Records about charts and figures
= = =
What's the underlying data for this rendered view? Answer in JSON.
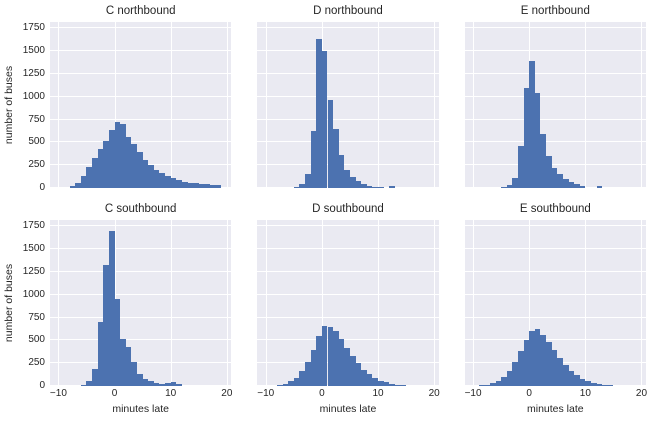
{
  "figure": {
    "background": "#ffffff",
    "panel_background": "#eaeaf2",
    "grid_color": "#ffffff",
    "bar_color": "#4c72b0"
  },
  "axes": {
    "xlabel": "minutes late",
    "ylabel": "number of buses",
    "xlim": [
      -11.5,
      20.8
    ],
    "ylim": [
      0,
      1820
    ],
    "xticks": [
      -10,
      0,
      10,
      20
    ],
    "xtick_labels": [
      "−10",
      "0",
      "10",
      "20"
    ],
    "yticks": [
      0,
      250,
      500,
      750,
      1000,
      1250,
      1500,
      1750
    ],
    "ytick_labels": [
      "0",
      "250",
      "500",
      "750",
      "1000",
      "1250",
      "1500",
      "1750"
    ]
  },
  "chart_data": [
    {
      "type": "bar",
      "subtype": "histogram",
      "title": "C northbound",
      "bin_start": -8,
      "bin_width": 1,
      "values": [
        20,
        60,
        130,
        230,
        330,
        430,
        520,
        640,
        720,
        700,
        560,
        480,
        400,
        310,
        250,
        200,
        160,
        130,
        105,
        85,
        70,
        60,
        50,
        45,
        40,
        35,
        30
      ]
    },
    {
      "type": "bar",
      "subtype": "histogram",
      "title": "D northbound",
      "bin_start": -5,
      "bin_width": 1,
      "values": [
        10,
        40,
        150,
        620,
        1630,
        1500,
        960,
        650,
        360,
        200,
        120,
        75,
        45,
        25,
        15,
        10,
        0,
        25
      ]
    },
    {
      "type": "bar",
      "subtype": "histogram",
      "title": "E northbound",
      "bin_start": -5,
      "bin_width": 1,
      "values": [
        10,
        35,
        110,
        460,
        1100,
        1390,
        1040,
        590,
        350,
        220,
        150,
        100,
        65,
        40,
        25,
        0,
        0,
        25
      ]
    },
    {
      "type": "bar",
      "subtype": "histogram",
      "title": "C southbound",
      "bin_start": -6,
      "bin_width": 1,
      "values": [
        15,
        50,
        190,
        700,
        1330,
        1700,
        950,
        520,
        430,
        260,
        130,
        80,
        50,
        35,
        25,
        30,
        45,
        20
      ]
    },
    {
      "type": "bar",
      "subtype": "histogram",
      "title": "D southbound",
      "bin_start": -8,
      "bin_width": 1,
      "values": [
        10,
        25,
        50,
        90,
        160,
        260,
        400,
        550,
        660,
        650,
        600,
        510,
        420,
        330,
        250,
        180,
        130,
        90,
        60,
        40,
        25,
        15,
        10
      ]
    },
    {
      "type": "bar",
      "subtype": "histogram",
      "title": "E southbound",
      "bin_start": -9,
      "bin_width": 1,
      "values": [
        8,
        15,
        30,
        60,
        100,
        170,
        260,
        380,
        500,
        600,
        630,
        560,
        480,
        400,
        310,
        230,
        170,
        120,
        80,
        50,
        30,
        20,
        12,
        8
      ]
    }
  ]
}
= = =
§ WRITTEN PROBLEM:
Copy out the lines in which the string "title" appears.

§ ANSWER TO THE EXERCISE:
      "title": "C northbound",
      "title": "D northbound",
      "title": "E northbound",
      "title": "C southbound",
      "title": "D southbound",
      "title": "E southbound",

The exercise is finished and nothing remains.